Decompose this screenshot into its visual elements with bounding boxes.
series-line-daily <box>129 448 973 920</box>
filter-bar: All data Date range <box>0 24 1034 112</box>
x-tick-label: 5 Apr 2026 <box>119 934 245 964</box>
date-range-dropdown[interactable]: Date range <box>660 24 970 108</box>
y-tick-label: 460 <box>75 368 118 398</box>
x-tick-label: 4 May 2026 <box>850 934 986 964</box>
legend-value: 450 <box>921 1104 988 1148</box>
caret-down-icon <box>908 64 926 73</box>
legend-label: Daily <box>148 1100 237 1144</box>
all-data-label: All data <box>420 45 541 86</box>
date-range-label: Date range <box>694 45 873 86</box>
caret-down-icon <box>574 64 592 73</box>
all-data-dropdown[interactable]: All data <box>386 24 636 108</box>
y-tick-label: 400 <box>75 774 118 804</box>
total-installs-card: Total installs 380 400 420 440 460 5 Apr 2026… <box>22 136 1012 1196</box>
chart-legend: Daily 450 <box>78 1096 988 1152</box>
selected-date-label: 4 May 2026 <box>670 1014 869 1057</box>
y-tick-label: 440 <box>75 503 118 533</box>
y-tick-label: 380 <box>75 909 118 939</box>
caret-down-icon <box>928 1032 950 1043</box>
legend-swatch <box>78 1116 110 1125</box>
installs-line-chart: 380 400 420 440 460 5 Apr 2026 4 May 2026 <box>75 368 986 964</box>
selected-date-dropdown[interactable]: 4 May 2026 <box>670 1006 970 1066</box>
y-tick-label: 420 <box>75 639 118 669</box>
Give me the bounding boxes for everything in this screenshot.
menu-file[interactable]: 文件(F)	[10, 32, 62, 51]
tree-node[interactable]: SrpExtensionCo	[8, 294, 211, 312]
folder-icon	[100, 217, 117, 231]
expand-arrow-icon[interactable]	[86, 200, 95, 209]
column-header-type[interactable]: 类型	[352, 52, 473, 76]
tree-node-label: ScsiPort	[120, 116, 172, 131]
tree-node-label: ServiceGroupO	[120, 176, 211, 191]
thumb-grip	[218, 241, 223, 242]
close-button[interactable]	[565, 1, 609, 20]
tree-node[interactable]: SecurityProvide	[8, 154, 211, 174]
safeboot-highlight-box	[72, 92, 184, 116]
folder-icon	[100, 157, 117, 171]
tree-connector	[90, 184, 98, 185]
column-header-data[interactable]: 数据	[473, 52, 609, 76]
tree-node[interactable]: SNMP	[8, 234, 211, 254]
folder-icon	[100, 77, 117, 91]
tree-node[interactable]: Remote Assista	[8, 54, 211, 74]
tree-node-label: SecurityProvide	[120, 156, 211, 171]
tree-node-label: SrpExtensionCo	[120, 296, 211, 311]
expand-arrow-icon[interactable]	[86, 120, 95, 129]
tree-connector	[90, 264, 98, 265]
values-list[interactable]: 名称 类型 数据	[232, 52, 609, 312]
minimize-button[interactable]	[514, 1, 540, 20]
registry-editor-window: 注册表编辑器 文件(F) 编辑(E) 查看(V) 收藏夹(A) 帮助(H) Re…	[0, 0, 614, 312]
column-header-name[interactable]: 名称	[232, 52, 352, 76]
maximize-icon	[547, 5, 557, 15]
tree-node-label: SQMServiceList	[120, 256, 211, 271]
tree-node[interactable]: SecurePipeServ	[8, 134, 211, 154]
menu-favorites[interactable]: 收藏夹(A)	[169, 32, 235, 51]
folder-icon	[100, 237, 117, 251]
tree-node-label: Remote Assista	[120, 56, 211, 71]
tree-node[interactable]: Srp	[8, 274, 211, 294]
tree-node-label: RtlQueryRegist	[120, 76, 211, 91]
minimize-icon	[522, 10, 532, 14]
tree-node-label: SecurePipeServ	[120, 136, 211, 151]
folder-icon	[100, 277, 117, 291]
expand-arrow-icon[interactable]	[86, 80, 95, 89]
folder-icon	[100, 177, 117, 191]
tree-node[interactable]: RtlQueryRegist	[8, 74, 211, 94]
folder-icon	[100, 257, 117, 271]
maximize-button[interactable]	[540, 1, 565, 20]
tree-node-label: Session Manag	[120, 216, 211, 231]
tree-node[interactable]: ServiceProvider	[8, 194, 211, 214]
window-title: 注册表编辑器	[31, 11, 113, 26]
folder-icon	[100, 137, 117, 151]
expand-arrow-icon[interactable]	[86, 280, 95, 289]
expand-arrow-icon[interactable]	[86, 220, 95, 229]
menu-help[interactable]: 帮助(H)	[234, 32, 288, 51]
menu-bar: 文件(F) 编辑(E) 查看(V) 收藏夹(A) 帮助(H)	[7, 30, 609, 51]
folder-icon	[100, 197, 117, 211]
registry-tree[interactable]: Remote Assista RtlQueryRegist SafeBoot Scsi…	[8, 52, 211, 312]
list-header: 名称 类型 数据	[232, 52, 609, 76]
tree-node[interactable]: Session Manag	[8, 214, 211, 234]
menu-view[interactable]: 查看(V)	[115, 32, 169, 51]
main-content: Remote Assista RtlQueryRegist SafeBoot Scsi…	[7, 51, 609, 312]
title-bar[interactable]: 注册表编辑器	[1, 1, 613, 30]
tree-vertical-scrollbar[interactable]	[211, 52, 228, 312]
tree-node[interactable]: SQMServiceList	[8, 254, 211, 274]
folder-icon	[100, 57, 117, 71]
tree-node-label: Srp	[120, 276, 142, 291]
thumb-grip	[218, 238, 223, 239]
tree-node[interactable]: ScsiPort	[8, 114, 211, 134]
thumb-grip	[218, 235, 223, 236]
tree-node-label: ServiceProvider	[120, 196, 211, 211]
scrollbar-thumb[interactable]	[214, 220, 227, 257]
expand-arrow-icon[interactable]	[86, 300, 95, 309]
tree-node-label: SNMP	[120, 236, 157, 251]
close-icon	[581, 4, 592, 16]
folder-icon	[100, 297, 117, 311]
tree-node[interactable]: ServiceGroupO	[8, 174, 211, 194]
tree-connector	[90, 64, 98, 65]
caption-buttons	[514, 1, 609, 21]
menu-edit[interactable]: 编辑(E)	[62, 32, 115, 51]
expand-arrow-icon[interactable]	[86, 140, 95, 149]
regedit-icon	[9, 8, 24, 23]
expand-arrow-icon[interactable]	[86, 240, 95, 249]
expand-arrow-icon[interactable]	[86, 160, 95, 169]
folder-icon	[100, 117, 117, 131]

# # # #

▶ _TASK OBJECTIVE_: Transcribe all of the lines above verbatim, from the first to the last.

▶ _ANSWER TO THIS PROBLEM_:
Decompose this screenshot into its visual elements with bounding boxes.
series-line-daily <box>129 448 973 920</box>
filter-bar: All data Date range <box>0 24 1034 112</box>
x-tick-label: 5 Apr 2026 <box>119 934 245 964</box>
date-range-dropdown[interactable]: Date range <box>660 24 970 108</box>
y-tick-label: 460 <box>75 368 118 398</box>
x-tick-label: 4 May 2026 <box>850 934 986 964</box>
legend-value: 450 <box>921 1104 988 1148</box>
caret-down-icon <box>908 64 926 73</box>
legend-label: Daily <box>148 1100 237 1144</box>
all-data-label: All data <box>420 45 541 86</box>
date-range-label: Date range <box>694 45 873 86</box>
caret-down-icon <box>574 64 592 73</box>
all-data-dropdown[interactable]: All data <box>386 24 636 108</box>
y-tick-label: 400 <box>75 774 118 804</box>
total-installs-card: Total installs 380 400 420 440 460 5 Apr 2026… <box>22 136 1012 1196</box>
chart-legend: Daily 450 <box>78 1096 988 1152</box>
selected-date-label: 4 May 2026 <box>670 1014 869 1057</box>
y-tick-label: 440 <box>75 503 118 533</box>
y-tick-label: 380 <box>75 909 118 939</box>
caret-down-icon <box>928 1032 950 1043</box>
legend-swatch <box>78 1116 110 1125</box>
installs-line-chart: 380 400 420 440 460 5 Apr 2026 4 May 2026 <box>75 368 986 964</box>
selected-date-dropdown[interactable]: 4 May 2026 <box>670 1006 970 1066</box>
y-tick-label: 420 <box>75 639 118 669</box>
Give me the bounding boxes for everything in this screenshot.
menu-file[interactable]: 文件(F)	[10, 32, 62, 51]
tree-node[interactable]: SrpExtensionCo	[8, 294, 211, 312]
folder-icon	[100, 217, 117, 231]
expand-arrow-icon[interactable]	[86, 200, 95, 209]
column-header-type[interactable]: 类型	[352, 52, 473, 76]
tree-node-label: ScsiPort	[120, 116, 172, 131]
tree-node-label: ServiceGroupO	[120, 176, 211, 191]
thumb-grip	[218, 241, 223, 242]
close-button[interactable]	[565, 1, 609, 20]
tree-node[interactable]: SecurityProvide	[8, 154, 211, 174]
safeboot-highlight-box	[72, 92, 184, 116]
folder-icon	[100, 157, 117, 171]
tree-connector	[90, 184, 98, 185]
column-header-data[interactable]: 数据	[473, 52, 609, 76]
tree-node[interactable]: SNMP	[8, 234, 211, 254]
folder-icon	[100, 77, 117, 91]
tree-node[interactable]: Remote Assista	[8, 54, 211, 74]
tree-node-label: SecurityProvide	[120, 156, 211, 171]
tree-node-label: SrpExtensionCo	[120, 296, 211, 311]
expand-arrow-icon[interactable]	[86, 120, 95, 129]
tree-connector	[90, 264, 98, 265]
values-list[interactable]: 名称 类型 数据	[232, 52, 609, 312]
minimize-button[interactable]	[514, 1, 540, 20]
registry-editor-window: 注册表编辑器 文件(F) 编辑(E) 查看(V) 收藏夹(A) 帮助(H) Re…	[0, 0, 614, 312]
column-header-name[interactable]: 名称	[232, 52, 352, 76]
maximize-icon	[547, 5, 557, 15]
tree-node-label: SQMServiceList	[120, 256, 211, 271]
tree-node[interactable]: SecurePipeServ	[8, 134, 211, 154]
menu-favorites[interactable]: 收藏夹(A)	[169, 32, 235, 51]
folder-icon	[100, 237, 117, 251]
tree-node-label: Remote Assista	[120, 56, 211, 71]
tree-node[interactable]: Srp	[8, 274, 211, 294]
tree-node-label: RtlQueryRegist	[120, 76, 211, 91]
minimize-icon	[522, 10, 532, 14]
tree-node-label: SecurePipeServ	[120, 136, 211, 151]
folder-icon	[100, 277, 117, 291]
expand-arrow-icon[interactable]	[86, 80, 95, 89]
folder-icon	[100, 177, 117, 191]
tree-node[interactable]: RtlQueryRegist	[8, 74, 211, 94]
folder-icon	[100, 257, 117, 271]
maximize-button[interactable]	[540, 1, 565, 20]
tree-node-label: Session Manag	[120, 216, 211, 231]
tree-node[interactable]: ServiceProvider	[8, 194, 211, 214]
window-title: 注册表编辑器	[31, 11, 113, 26]
folder-icon	[100, 137, 117, 151]
expand-arrow-icon[interactable]	[86, 280, 95, 289]
expand-arrow-icon[interactable]	[86, 220, 95, 229]
menu-help[interactable]: 帮助(H)	[234, 32, 288, 51]
menu-bar: 文件(F) 编辑(E) 查看(V) 收藏夹(A) 帮助(H)	[7, 30, 609, 51]
folder-icon	[100, 197, 117, 211]
registry-tree[interactable]: Remote Assista RtlQueryRegist SafeBoot Scsi…	[8, 52, 211, 312]
list-header: 名称 类型 数据	[232, 52, 609, 76]
tree-node[interactable]: Session Manag	[8, 214, 211, 234]
menu-view[interactable]: 查看(V)	[115, 32, 169, 51]
main-content: Remote Assista RtlQueryRegist SafeBoot Scsi…	[7, 51, 609, 312]
title-bar[interactable]: 注册表编辑器	[1, 1, 613, 30]
tree-vertical-scrollbar[interactable]	[211, 52, 228, 312]
tree-node[interactable]: SQMServiceList	[8, 254, 211, 274]
folder-icon	[100, 57, 117, 71]
tree-node-label: Srp	[120, 276, 142, 291]
thumb-grip	[218, 238, 223, 239]
tree-node[interactable]: ScsiPort	[8, 114, 211, 134]
thumb-grip	[218, 235, 223, 236]
tree-node-label: ServiceProvider	[120, 196, 211, 211]
scrollbar-thumb[interactable]	[214, 220, 227, 257]
expand-arrow-icon[interactable]	[86, 300, 95, 309]
tree-node-label: SNMP	[120, 236, 157, 251]
close-icon	[581, 4, 592, 16]
folder-icon	[100, 297, 117, 311]
tree-node[interactable]: ServiceGroupO	[8, 174, 211, 194]
tree-connector	[90, 64, 98, 65]
caption-buttons	[514, 1, 609, 21]
menu-edit[interactable]: 编辑(E)	[62, 32, 115, 51]
expand-arrow-icon[interactable]	[86, 140, 95, 149]
regedit-icon	[9, 8, 24, 23]
expand-arrow-icon[interactable]	[86, 240, 95, 249]
expand-arrow-icon[interactable]	[86, 160, 95, 169]
folder-icon	[100, 117, 117, 131]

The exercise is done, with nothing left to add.